| Task brief |
Without including any images, reproduce each entry exactly.

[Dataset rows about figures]
** START **

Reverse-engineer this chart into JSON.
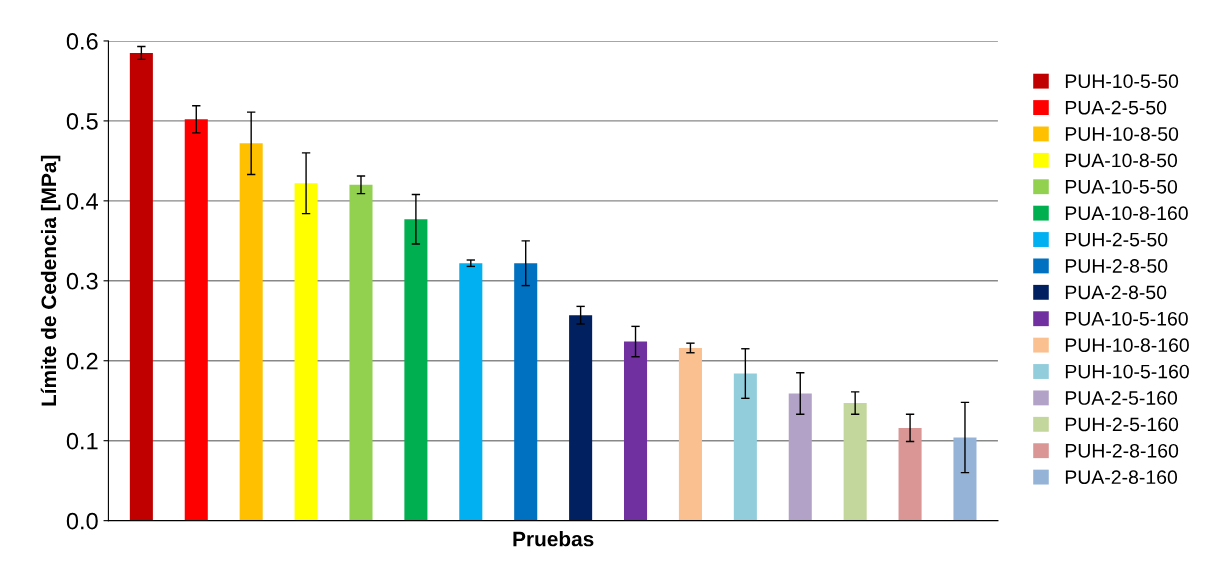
{
  "chart_data": {
    "type": "bar",
    "xlabel": "Pruebas",
    "ylabel": "Límite de Cedencia [MPa]",
    "categories": [
      null,
      null,
      null,
      null,
      null,
      null,
      null,
      null,
      null,
      null,
      null,
      null,
      null,
      null,
      null,
      null
    ],
    "ylim": [
      0,
      0.6
    ],
    "yticks": [
      {
        "value": 0,
        "label": "0.0"
      },
      0.1,
      0.2,
      0.3,
      0.4,
      0.5,
      0.6
    ],
    "grid": "y",
    "legend": "right",
    "series": [
      {
        "name": "PUH-10-5-50",
        "color": "#c00000",
        "values": [
          0.585,
          null,
          null,
          null,
          null,
          null,
          null,
          null,
          null,
          null,
          null,
          null,
          null,
          null,
          null,
          null
        ],
        "errors": [
          0.008,
          null,
          null,
          null,
          null,
          null,
          null,
          null,
          null,
          null,
          null,
          null,
          null,
          null,
          null,
          null
        ]
      },
      {
        "name": "PUA-2-5-50",
        "color": "#ff0000",
        "values": [
          null,
          0.502,
          null,
          null,
          null,
          null,
          null,
          null,
          null,
          null,
          null,
          null,
          null,
          null,
          null,
          null
        ],
        "errors": [
          null,
          0.017,
          null,
          null,
          null,
          null,
          null,
          null,
          null,
          null,
          null,
          null,
          null,
          null,
          null,
          null
        ]
      },
      {
        "name": "PUH-10-8-50",
        "color": "#ffc000",
        "values": [
          null,
          null,
          0.472,
          null,
          null,
          null,
          null,
          null,
          null,
          null,
          null,
          null,
          null,
          null,
          null,
          null
        ],
        "errors": [
          null,
          null,
          0.039,
          null,
          null,
          null,
          null,
          null,
          null,
          null,
          null,
          null,
          null,
          null,
          null,
          null
        ]
      },
      {
        "name": "PUA-10-8-50",
        "color": "#ffff00",
        "values": [
          null,
          null,
          null,
          0.422,
          null,
          null,
          null,
          null,
          null,
          null,
          null,
          null,
          null,
          null,
          null,
          null
        ],
        "errors": [
          null,
          null,
          null,
          0.038,
          null,
          null,
          null,
          null,
          null,
          null,
          null,
          null,
          null,
          null,
          null,
          null
        ]
      },
      {
        "name": "PUA-10-5-50",
        "color": "#92d050",
        "values": [
          null,
          null,
          null,
          null,
          0.42,
          null,
          null,
          null,
          null,
          null,
          null,
          null,
          null,
          null,
          null,
          null
        ],
        "errors": [
          null,
          null,
          null,
          null,
          0.011,
          null,
          null,
          null,
          null,
          null,
          null,
          null,
          null,
          null,
          null,
          null
        ]
      },
      {
        "name": "PUA-10-8-160",
        "color": "#00b050",
        "values": [
          null,
          null,
          null,
          null,
          null,
          0.377,
          null,
          null,
          null,
          null,
          null,
          null,
          null,
          null,
          null,
          null
        ],
        "errors": [
          null,
          null,
          null,
          null,
          null,
          0.031,
          null,
          null,
          null,
          null,
          null,
          null,
          null,
          null,
          null,
          null
        ]
      },
      {
        "name": "PUH-2-5-50",
        "color": "#00b0f0",
        "values": [
          null,
          null,
          null,
          null,
          null,
          null,
          0.322,
          null,
          null,
          null,
          null,
          null,
          null,
          null,
          null,
          null
        ],
        "errors": [
          null,
          null,
          null,
          null,
          null,
          null,
          0.004,
          null,
          null,
          null,
          null,
          null,
          null,
          null,
          null,
          null
        ]
      },
      {
        "name": "PUH-2-8-50",
        "color": "#0070c0",
        "values": [
          null,
          null,
          null,
          null,
          null,
          null,
          null,
          0.322,
          null,
          null,
          null,
          null,
          null,
          null,
          null,
          null
        ],
        "errors": [
          null,
          null,
          null,
          null,
          null,
          null,
          null,
          0.028,
          null,
          null,
          null,
          null,
          null,
          null,
          null,
          null
        ]
      },
      {
        "name": "PUA-2-8-50",
        "color": "#002060",
        "values": [
          null,
          null,
          null,
          null,
          null,
          null,
          null,
          null,
          0.257,
          null,
          null,
          null,
          null,
          null,
          null,
          null
        ],
        "errors": [
          null,
          null,
          null,
          null,
          null,
          null,
          null,
          null,
          0.011,
          null,
          null,
          null,
          null,
          null,
          null,
          null
        ]
      },
      {
        "name": "PUA-10-5-160",
        "color": "#7030a0",
        "values": [
          null,
          null,
          null,
          null,
          null,
          null,
          null,
          null,
          null,
          0.224,
          null,
          null,
          null,
          null,
          null,
          null
        ],
        "errors": [
          null,
          null,
          null,
          null,
          null,
          null,
          null,
          null,
          null,
          0.019,
          null,
          null,
          null,
          null,
          null,
          null
        ]
      },
      {
        "name": "PUH-10-8-160",
        "color": "#fac090",
        "values": [
          null,
          null,
          null,
          null,
          null,
          null,
          null,
          null,
          null,
          null,
          0.216,
          null,
          null,
          null,
          null,
          null
        ],
        "errors": [
          null,
          null,
          null,
          null,
          null,
          null,
          null,
          null,
          null,
          null,
          0.006,
          null,
          null,
          null,
          null,
          null
        ]
      },
      {
        "name": "PUH-10-5-160",
        "color": "#92cddc",
        "values": [
          null,
          null,
          null,
          null,
          null,
          null,
          null,
          null,
          null,
          null,
          null,
          0.184,
          null,
          null,
          null,
          null
        ],
        "errors": [
          null,
          null,
          null,
          null,
          null,
          null,
          null,
          null,
          null,
          null,
          null,
          0.031,
          null,
          null,
          null,
          null
        ]
      },
      {
        "name": "PUA-2-5-160",
        "color": "#b3a2c7",
        "values": [
          null,
          null,
          null,
          null,
          null,
          null,
          null,
          null,
          null,
          null,
          null,
          null,
          0.159,
          null,
          null,
          null
        ],
        "errors": [
          null,
          null,
          null,
          null,
          null,
          null,
          null,
          null,
          null,
          null,
          null,
          null,
          0.026,
          null,
          null,
          null
        ]
      },
      {
        "name": "PUH-2-5-160",
        "color": "#c3d69b",
        "values": [
          null,
          null,
          null,
          null,
          null,
          null,
          null,
          null,
          null,
          null,
          null,
          null,
          null,
          0.147,
          null,
          null
        ],
        "errors": [
          null,
          null,
          null,
          null,
          null,
          null,
          null,
          null,
          null,
          null,
          null,
          null,
          null,
          0.014,
          null,
          null
        ]
      },
      {
        "name": "PUH-2-8-160",
        "color": "#d99694",
        "values": [
          null,
          null,
          null,
          null,
          null,
          null,
          null,
          null,
          null,
          null,
          null,
          null,
          null,
          null,
          0.116,
          null
        ],
        "errors": [
          null,
          null,
          null,
          null,
          null,
          null,
          null,
          null,
          null,
          null,
          null,
          null,
          null,
          null,
          0.017,
          null
        ]
      },
      {
        "name": "PUA-2-8-160",
        "color": "#95b3d7",
        "values": [
          null,
          null,
          null,
          null,
          null,
          null,
          null,
          null,
          null,
          null,
          null,
          null,
          null,
          null,
          null,
          0.104
        ],
        "errors": [
          null,
          null,
          null,
          null,
          null,
          null,
          null,
          null,
          null,
          null,
          null,
          null,
          null,
          null,
          null,
          0.044
        ]
      }
    ]
  }
}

** END **

| Result |
Reverse-engineer this chart into JSON.
{
  "chart_data": {
    "type": "bar",
    "xlabel": "Pruebas",
    "ylabel": "Límite de Cedencia [MPa]",
    "categories": [
      null,
      null,
      null,
      null,
      null,
      null,
      null,
      null,
      null,
      null,
      null,
      null,
      null,
      null,
      null,
      null
    ],
    "ylim": [
      0,
      0.6
    ],
    "yticks": [
      {
        "value": 0,
        "label": "0.0"
      },
      0.1,
      0.2,
      0.3,
      0.4,
      0.5,
      0.6
    ],
    "grid": "y",
    "legend": "right",
    "series": [
      {
        "name": "PUH-10-5-50",
        "color": "#c00000",
        "values": [
          0.585,
          null,
          null,
          null,
          null,
          null,
          null,
          null,
          null,
          null,
          null,
          null,
          null,
          null,
          null,
          null
        ],
        "errors": [
          0.008,
          null,
          null,
          null,
          null,
          null,
          null,
          null,
          null,
          null,
          null,
          null,
          null,
          null,
          null,
          null
        ]
      },
      {
        "name": "PUA-2-5-50",
        "color": "#ff0000",
        "values": [
          null,
          0.502,
          null,
          null,
          null,
          null,
          null,
          null,
          null,
          null,
          null,
          null,
          null,
          null,
          null,
          null
        ],
        "errors": [
          null,
          0.017,
          null,
          null,
          null,
          null,
          null,
          null,
          null,
          null,
          null,
          null,
          null,
          null,
          null,
          null
        ]
      },
      {
        "name": "PUH-10-8-50",
        "color": "#ffc000",
        "values": [
          null,
          null,
          0.472,
          null,
          null,
          null,
          null,
          null,
          null,
          null,
          null,
          null,
          null,
          null,
          null,
          null
        ],
        "errors": [
          null,
          null,
          0.039,
          null,
          null,
          null,
          null,
          null,
          null,
          null,
          null,
          null,
          null,
          null,
          null,
          null
        ]
      },
      {
        "name": "PUA-10-8-50",
        "color": "#ffff00",
        "values": [
          null,
          null,
          null,
          0.422,
          null,
          null,
          null,
          null,
          null,
          null,
          null,
          null,
          null,
          null,
          null,
          null
        ],
        "errors": [
          null,
          null,
          null,
          0.038,
          null,
          null,
          null,
          null,
          null,
          null,
          null,
          null,
          null,
          null,
          null,
          null
        ]
      },
      {
        "name": "PUA-10-5-50",
        "color": "#92d050",
        "values": [
          null,
          null,
          null,
          null,
          0.42,
          null,
          null,
          null,
          null,
          null,
          null,
          null,
          null,
          null,
          null,
          null
        ],
        "errors": [
          null,
          null,
          null,
          null,
          0.011,
          null,
          null,
          null,
          null,
          null,
          null,
          null,
          null,
          null,
          null,
          null
        ]
      },
      {
        "name": "PUA-10-8-160",
        "color": "#00b050",
        "values": [
          null,
          null,
          null,
          null,
          null,
          0.377,
          null,
          null,
          null,
          null,
          null,
          null,
          null,
          null,
          null,
          null
        ],
        "errors": [
          null,
          null,
          null,
          null,
          null,
          0.031,
          null,
          null,
          null,
          null,
          null,
          null,
          null,
          null,
          null,
          null
        ]
      },
      {
        "name": "PUH-2-5-50",
        "color": "#00b0f0",
        "values": [
          null,
          null,
          null,
          null,
          null,
          null,
          0.322,
          null,
          null,
          null,
          null,
          null,
          null,
          null,
          null,
          null
        ],
        "errors": [
          null,
          null,
          null,
          null,
          null,
          null,
          0.004,
          null,
          null,
          null,
          null,
          null,
          null,
          null,
          null,
          null
        ]
      },
      {
        "name": "PUH-2-8-50",
        "color": "#0070c0",
        "values": [
          null,
          null,
          null,
          null,
          null,
          null,
          null,
          0.322,
          null,
          null,
          null,
          null,
          null,
          null,
          null,
          null
        ],
        "errors": [
          null,
          null,
          null,
          null,
          null,
          null,
          null,
          0.028,
          null,
          null,
          null,
          null,
          null,
          null,
          null,
          null
        ]
      },
      {
        "name": "PUA-2-8-50",
        "color": "#002060",
        "values": [
          null,
          null,
          null,
          null,
          null,
          null,
          null,
          null,
          0.257,
          null,
          null,
          null,
          null,
          null,
          null,
          null
        ],
        "errors": [
          null,
          null,
          null,
          null,
          null,
          null,
          null,
          null,
          0.011,
          null,
          null,
          null,
          null,
          null,
          null,
          null
        ]
      },
      {
        "name": "PUA-10-5-160",
        "color": "#7030a0",
        "values": [
          null,
          null,
          null,
          null,
          null,
          null,
          null,
          null,
          null,
          0.224,
          null,
          null,
          null,
          null,
          null,
          null
        ],
        "errors": [
          null,
          null,
          null,
          null,
          null,
          null,
          null,
          null,
          null,
          0.019,
          null,
          null,
          null,
          null,
          null,
          null
        ]
      },
      {
        "name": "PUH-10-8-160",
        "color": "#fac090",
        "values": [
          null,
          null,
          null,
          null,
          null,
          null,
          null,
          null,
          null,
          null,
          0.216,
          null,
          null,
          null,
          null,
          null
        ],
        "errors": [
          null,
          null,
          null,
          null,
          null,
          null,
          null,
          null,
          null,
          null,
          0.006,
          null,
          null,
          null,
          null,
          null
        ]
      },
      {
        "name": "PUH-10-5-160",
        "color": "#92cddc",
        "values": [
          null,
          null,
          null,
          null,
          null,
          null,
          null,
          null,
          null,
          null,
          null,
          0.184,
          null,
          null,
          null,
          null
        ],
        "errors": [
          null,
          null,
          null,
          null,
          null,
          null,
          null,
          null,
          null,
          null,
          null,
          0.031,
          null,
          null,
          null,
          null
        ]
      },
      {
        "name": "PUA-2-5-160",
        "color": "#b3a2c7",
        "values": [
          null,
          null,
          null,
          null,
          null,
          null,
          null,
          null,
          null,
          null,
          null,
          null,
          0.159,
          null,
          null,
          null
        ],
        "errors": [
          null,
          null,
          null,
          null,
          null,
          null,
          null,
          null,
          null,
          null,
          null,
          null,
          0.026,
          null,
          null,
          null
        ]
      },
      {
        "name": "PUH-2-5-160",
        "color": "#c3d69b",
        "values": [
          null,
          null,
          null,
          null,
          null,
          null,
          null,
          null,
          null,
          null,
          null,
          null,
          null,
          0.147,
          null,
          null
        ],
        "errors": [
          null,
          null,
          null,
          null,
          null,
          null,
          null,
          null,
          null,
          null,
          null,
          null,
          null,
          0.014,
          null,
          null
        ]
      },
      {
        "name": "PUH-2-8-160",
        "color": "#d99694",
        "values": [
          null,
          null,
          null,
          null,
          null,
          null,
          null,
          null,
          null,
          null,
          null,
          null,
          null,
          null,
          0.116,
          null
        ],
        "errors": [
          null,
          null,
          null,
          null,
          null,
          null,
          null,
          null,
          null,
          null,
          null,
          null,
          null,
          null,
          0.017,
          null
        ]
      },
      {
        "name": "PUA-2-8-160",
        "color": "#95b3d7",
        "values": [
          null,
          null,
          null,
          null,
          null,
          null,
          null,
          null,
          null,
          null,
          null,
          null,
          null,
          null,
          null,
          0.104
        ],
        "errors": [
          null,
          null,
          null,
          null,
          null,
          null,
          null,
          null,
          null,
          null,
          null,
          null,
          null,
          null,
          null,
          0.044
        ]
      }
    ]
  }
}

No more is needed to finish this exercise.